*SHORT EXERCISE:* Using the listing below, select the lines with the word "description" and copy them.

=== SOURCE DATA ===

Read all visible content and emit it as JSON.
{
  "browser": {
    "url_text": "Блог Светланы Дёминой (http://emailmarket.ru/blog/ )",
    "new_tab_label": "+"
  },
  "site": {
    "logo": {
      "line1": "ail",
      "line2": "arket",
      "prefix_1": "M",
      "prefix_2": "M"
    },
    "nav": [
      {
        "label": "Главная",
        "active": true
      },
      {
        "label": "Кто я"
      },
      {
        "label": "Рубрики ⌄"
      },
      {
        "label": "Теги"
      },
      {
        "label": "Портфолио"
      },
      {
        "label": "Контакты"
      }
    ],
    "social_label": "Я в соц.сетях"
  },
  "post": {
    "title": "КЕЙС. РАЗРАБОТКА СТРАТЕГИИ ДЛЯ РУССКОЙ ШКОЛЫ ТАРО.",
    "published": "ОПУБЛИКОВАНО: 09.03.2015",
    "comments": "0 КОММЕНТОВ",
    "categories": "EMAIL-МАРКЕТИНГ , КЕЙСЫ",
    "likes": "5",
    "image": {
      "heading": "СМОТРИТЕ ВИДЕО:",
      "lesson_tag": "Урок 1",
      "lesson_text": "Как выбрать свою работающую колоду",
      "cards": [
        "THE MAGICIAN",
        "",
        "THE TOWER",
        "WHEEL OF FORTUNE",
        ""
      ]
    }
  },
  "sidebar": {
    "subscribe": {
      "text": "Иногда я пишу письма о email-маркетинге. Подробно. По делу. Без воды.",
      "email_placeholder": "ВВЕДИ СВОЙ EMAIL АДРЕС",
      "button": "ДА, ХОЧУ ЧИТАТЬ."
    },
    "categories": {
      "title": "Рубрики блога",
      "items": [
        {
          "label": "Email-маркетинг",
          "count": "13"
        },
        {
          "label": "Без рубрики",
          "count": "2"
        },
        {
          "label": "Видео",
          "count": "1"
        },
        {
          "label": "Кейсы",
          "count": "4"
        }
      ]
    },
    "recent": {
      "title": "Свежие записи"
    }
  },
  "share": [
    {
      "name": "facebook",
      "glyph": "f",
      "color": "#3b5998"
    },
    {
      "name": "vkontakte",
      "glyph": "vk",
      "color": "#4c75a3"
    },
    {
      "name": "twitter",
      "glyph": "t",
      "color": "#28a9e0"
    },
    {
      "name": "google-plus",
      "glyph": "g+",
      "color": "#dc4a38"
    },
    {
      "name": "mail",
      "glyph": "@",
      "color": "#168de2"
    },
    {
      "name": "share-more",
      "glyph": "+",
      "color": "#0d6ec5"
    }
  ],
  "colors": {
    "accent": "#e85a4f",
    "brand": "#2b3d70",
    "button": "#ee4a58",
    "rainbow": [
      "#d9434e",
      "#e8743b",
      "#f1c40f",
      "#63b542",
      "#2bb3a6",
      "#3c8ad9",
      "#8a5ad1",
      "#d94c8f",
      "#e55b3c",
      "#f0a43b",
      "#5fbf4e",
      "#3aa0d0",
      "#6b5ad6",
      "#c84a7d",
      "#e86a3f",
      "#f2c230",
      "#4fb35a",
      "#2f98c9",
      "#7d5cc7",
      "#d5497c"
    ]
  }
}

===
=== SOURCE DATA ===

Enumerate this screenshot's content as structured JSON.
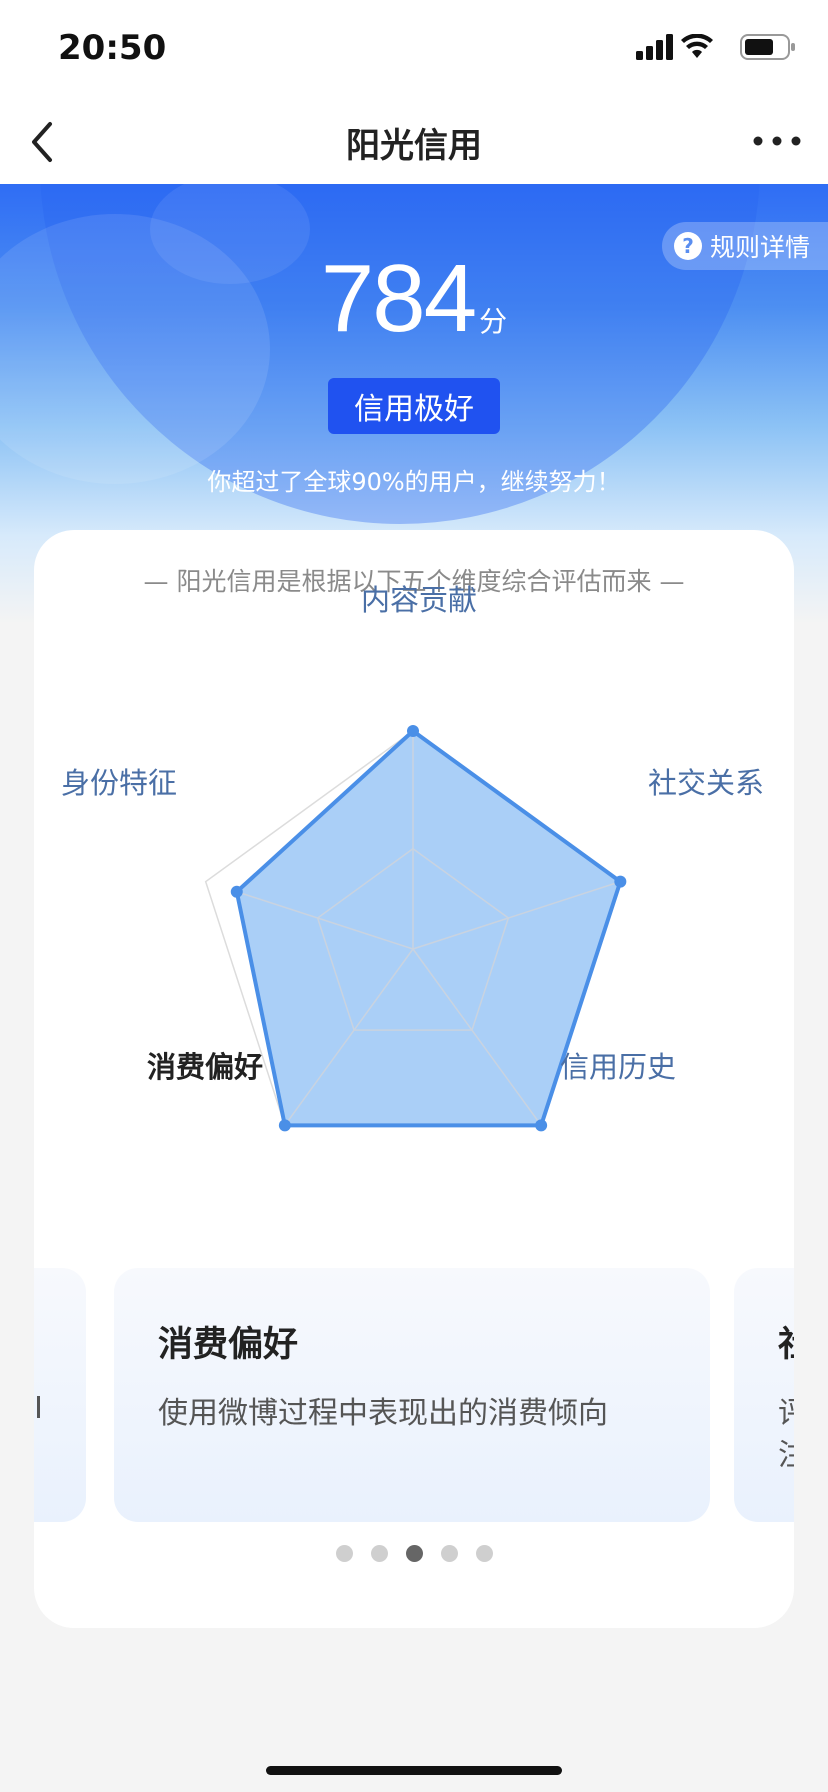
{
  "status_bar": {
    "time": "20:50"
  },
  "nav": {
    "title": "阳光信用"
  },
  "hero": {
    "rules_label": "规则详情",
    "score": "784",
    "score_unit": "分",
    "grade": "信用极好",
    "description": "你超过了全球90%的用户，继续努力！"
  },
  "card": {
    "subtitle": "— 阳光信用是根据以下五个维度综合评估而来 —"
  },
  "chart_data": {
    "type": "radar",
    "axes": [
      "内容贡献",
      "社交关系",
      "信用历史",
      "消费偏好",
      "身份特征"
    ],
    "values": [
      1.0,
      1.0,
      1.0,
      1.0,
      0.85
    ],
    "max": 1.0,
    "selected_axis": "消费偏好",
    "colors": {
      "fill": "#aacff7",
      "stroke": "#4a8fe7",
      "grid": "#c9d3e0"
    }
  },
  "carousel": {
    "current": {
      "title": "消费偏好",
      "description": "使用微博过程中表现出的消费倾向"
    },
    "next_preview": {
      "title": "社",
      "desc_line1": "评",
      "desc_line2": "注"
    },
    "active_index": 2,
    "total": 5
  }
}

===

*IN RESPONSE:*
    "description": "你超过了全球90%的用户，继续努力！"
      "description": "使用微博过程中表现出的消费倾向"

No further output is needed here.